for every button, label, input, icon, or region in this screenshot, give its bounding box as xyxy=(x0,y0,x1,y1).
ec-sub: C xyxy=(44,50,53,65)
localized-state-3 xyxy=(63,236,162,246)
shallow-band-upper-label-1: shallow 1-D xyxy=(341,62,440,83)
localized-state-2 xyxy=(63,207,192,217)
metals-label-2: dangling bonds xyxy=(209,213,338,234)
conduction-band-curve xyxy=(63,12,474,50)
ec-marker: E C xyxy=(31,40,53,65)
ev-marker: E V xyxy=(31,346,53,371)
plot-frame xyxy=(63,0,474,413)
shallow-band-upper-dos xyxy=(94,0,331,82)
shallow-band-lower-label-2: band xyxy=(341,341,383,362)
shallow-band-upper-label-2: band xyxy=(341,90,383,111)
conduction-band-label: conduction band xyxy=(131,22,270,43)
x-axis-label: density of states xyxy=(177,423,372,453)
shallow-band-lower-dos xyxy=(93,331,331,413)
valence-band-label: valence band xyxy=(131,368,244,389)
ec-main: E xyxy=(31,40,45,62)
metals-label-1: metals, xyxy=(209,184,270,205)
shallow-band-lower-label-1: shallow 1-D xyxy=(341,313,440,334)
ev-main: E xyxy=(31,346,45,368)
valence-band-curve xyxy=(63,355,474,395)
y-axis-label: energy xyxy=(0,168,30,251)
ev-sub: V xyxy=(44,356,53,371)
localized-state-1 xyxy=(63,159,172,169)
────────────────────
▶ _GOAL_
Please return the data above word for word.

▶ _ANSWER IN FULL_
for every button, label, input, icon, or region in this screenshot, give its bounding box as xyxy=(x0,y0,x1,y1).
ec-sub: C xyxy=(44,50,53,65)
localized-state-3 xyxy=(63,236,162,246)
shallow-band-upper-label-1: shallow 1-D xyxy=(341,62,440,83)
localized-state-2 xyxy=(63,207,192,217)
metals-label-2: dangling bonds xyxy=(209,213,338,234)
conduction-band-curve xyxy=(63,12,474,50)
ec-marker: E C xyxy=(31,40,53,65)
ev-marker: E V xyxy=(31,346,53,371)
plot-frame xyxy=(63,0,474,413)
shallow-band-upper-dos xyxy=(94,0,331,82)
shallow-band-lower-label-2: band xyxy=(341,341,383,362)
shallow-band-upper-label-2: band xyxy=(341,90,383,111)
conduction-band-label: conduction band xyxy=(131,22,270,43)
x-axis-label: density of states xyxy=(177,423,372,453)
shallow-band-lower-dos xyxy=(93,331,331,413)
valence-band-label: valence band xyxy=(131,368,244,389)
ec-main: E xyxy=(31,40,45,62)
metals-label-1: metals, xyxy=(209,184,270,205)
shallow-band-lower-label-1: shallow 1-D xyxy=(341,313,440,334)
ev-main: E xyxy=(31,346,45,368)
valence-band-curve xyxy=(63,355,474,395)
y-axis-label: energy xyxy=(0,168,30,251)
ev-sub: V xyxy=(44,356,53,371)
localized-state-1 xyxy=(63,159,172,169)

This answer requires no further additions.